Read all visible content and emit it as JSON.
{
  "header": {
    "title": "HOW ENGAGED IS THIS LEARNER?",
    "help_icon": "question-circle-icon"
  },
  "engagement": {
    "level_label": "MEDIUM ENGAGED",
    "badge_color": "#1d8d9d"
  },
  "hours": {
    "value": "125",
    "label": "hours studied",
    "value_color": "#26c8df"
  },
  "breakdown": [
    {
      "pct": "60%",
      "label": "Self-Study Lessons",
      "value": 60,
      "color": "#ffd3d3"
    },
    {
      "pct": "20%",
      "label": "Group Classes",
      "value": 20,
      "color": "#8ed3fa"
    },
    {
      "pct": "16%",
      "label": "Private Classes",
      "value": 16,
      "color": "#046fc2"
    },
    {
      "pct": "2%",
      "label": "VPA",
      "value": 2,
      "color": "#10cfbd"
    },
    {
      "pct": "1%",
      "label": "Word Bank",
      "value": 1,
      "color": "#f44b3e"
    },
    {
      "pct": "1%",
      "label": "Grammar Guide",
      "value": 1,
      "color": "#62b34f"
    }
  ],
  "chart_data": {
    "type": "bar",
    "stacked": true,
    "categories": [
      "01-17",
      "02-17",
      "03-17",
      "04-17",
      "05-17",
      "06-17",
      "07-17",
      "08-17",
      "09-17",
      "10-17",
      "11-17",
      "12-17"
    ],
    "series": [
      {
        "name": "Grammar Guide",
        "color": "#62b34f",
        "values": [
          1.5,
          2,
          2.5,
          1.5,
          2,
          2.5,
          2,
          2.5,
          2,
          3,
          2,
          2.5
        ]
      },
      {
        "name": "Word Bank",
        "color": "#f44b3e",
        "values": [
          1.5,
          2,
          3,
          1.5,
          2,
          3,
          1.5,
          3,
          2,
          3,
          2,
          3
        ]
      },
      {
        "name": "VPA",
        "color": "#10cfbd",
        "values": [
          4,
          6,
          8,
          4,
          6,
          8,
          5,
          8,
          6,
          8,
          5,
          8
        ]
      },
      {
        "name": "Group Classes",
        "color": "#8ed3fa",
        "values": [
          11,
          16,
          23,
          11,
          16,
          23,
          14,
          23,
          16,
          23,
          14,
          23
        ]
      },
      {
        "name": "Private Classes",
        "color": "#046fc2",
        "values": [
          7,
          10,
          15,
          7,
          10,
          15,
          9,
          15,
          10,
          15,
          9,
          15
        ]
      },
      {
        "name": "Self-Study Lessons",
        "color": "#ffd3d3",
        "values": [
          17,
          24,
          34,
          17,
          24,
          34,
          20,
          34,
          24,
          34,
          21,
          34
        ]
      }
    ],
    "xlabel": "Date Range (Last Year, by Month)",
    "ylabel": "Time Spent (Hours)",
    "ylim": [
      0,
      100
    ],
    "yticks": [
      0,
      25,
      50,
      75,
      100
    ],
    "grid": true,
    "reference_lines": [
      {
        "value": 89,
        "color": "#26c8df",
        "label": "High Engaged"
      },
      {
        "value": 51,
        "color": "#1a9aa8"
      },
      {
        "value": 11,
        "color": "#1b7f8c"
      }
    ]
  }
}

DESCRIPTION OF THE TASK: Repeat each record exactly, leaving nothing out.

RESPONSE:
Read all visible content and emit it as JSON.
{
  "header": {
    "title": "HOW ENGAGED IS THIS LEARNER?",
    "help_icon": "question-circle-icon"
  },
  "engagement": {
    "level_label": "MEDIUM ENGAGED",
    "badge_color": "#1d8d9d"
  },
  "hours": {
    "value": "125",
    "label": "hours studied",
    "value_color": "#26c8df"
  },
  "breakdown": [
    {
      "pct": "60%",
      "label": "Self-Study Lessons",
      "value": 60,
      "color": "#ffd3d3"
    },
    {
      "pct": "20%",
      "label": "Group Classes",
      "value": 20,
      "color": "#8ed3fa"
    },
    {
      "pct": "16%",
      "label": "Private Classes",
      "value": 16,
      "color": "#046fc2"
    },
    {
      "pct": "2%",
      "label": "VPA",
      "value": 2,
      "color": "#10cfbd"
    },
    {
      "pct": "1%",
      "label": "Word Bank",
      "value": 1,
      "color": "#f44b3e"
    },
    {
      "pct": "1%",
      "label": "Grammar Guide",
      "value": 1,
      "color": "#62b34f"
    }
  ],
  "chart_data": {
    "type": "bar",
    "stacked": true,
    "categories": [
      "01-17",
      "02-17",
      "03-17",
      "04-17",
      "05-17",
      "06-17",
      "07-17",
      "08-17",
      "09-17",
      "10-17",
      "11-17",
      "12-17"
    ],
    "series": [
      {
        "name": "Grammar Guide",
        "color": "#62b34f",
        "values": [
          1.5,
          2,
          2.5,
          1.5,
          2,
          2.5,
          2,
          2.5,
          2,
          3,
          2,
          2.5
        ]
      },
      {
        "name": "Word Bank",
        "color": "#f44b3e",
        "values": [
          1.5,
          2,
          3,
          1.5,
          2,
          3,
          1.5,
          3,
          2,
          3,
          2,
          3
        ]
      },
      {
        "name": "VPA",
        "color": "#10cfbd",
        "values": [
          4,
          6,
          8,
          4,
          6,
          8,
          5,
          8,
          6,
          8,
          5,
          8
        ]
      },
      {
        "name": "Group Classes",
        "color": "#8ed3fa",
        "values": [
          11,
          16,
          23,
          11,
          16,
          23,
          14,
          23,
          16,
          23,
          14,
          23
        ]
      },
      {
        "name": "Private Classes",
        "color": "#046fc2",
        "values": [
          7,
          10,
          15,
          7,
          10,
          15,
          9,
          15,
          10,
          15,
          9,
          15
        ]
      },
      {
        "name": "Self-Study Lessons",
        "color": "#ffd3d3",
        "values": [
          17,
          24,
          34,
          17,
          24,
          34,
          20,
          34,
          24,
          34,
          21,
          34
        ]
      }
    ],
    "xlabel": "Date Range (Last Year, by Month)",
    "ylabel": "Time Spent (Hours)",
    "ylim": [
      0,
      100
    ],
    "yticks": [
      0,
      25,
      50,
      75,
      100
    ],
    "grid": true,
    "reference_lines": [
      {
        "value": 89,
        "color": "#26c8df",
        "label": "High Engaged"
      },
      {
        "value": 51,
        "color": "#1a9aa8"
      },
      {
        "value": 11,
        "color": "#1b7f8c"
      }
    ]
  }
}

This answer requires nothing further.